Determine how many lines of the entries contain "assets". Reply with that number alone.

Figure dataset records:
════════════════

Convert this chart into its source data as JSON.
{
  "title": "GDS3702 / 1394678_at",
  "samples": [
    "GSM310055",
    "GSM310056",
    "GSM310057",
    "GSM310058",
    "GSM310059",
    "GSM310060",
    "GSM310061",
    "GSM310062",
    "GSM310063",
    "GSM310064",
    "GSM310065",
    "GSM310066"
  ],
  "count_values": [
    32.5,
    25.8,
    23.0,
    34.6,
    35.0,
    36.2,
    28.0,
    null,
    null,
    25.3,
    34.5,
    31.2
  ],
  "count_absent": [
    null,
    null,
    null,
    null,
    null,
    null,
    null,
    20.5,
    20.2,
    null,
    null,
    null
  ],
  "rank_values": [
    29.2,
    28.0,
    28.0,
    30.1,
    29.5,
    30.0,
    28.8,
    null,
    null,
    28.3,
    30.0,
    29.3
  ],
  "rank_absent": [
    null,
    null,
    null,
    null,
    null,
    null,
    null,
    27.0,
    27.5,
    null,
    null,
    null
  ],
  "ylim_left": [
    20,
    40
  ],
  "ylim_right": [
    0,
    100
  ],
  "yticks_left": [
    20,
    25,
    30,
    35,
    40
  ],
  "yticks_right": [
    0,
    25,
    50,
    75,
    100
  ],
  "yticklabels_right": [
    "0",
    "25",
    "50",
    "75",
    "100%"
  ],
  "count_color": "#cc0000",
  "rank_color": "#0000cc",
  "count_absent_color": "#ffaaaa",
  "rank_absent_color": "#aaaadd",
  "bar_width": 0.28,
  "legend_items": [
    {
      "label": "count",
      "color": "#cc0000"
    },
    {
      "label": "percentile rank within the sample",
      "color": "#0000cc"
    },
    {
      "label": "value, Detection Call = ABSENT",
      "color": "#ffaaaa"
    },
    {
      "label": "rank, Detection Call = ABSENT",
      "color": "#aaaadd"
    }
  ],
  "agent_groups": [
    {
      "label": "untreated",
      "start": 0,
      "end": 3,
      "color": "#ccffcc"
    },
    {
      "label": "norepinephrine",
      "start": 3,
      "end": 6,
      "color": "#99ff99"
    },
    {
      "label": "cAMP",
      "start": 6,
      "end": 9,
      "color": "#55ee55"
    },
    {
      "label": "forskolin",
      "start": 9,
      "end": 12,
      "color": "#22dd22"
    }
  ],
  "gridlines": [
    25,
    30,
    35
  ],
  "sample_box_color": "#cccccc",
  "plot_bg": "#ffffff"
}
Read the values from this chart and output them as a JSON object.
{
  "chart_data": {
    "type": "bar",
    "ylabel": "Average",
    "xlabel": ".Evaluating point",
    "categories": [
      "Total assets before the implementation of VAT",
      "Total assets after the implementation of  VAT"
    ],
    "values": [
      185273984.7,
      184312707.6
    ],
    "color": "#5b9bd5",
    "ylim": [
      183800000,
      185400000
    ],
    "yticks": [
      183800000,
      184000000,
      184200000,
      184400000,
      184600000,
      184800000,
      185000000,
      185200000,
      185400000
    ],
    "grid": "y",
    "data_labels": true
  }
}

════════════════

## Solution to the problem
2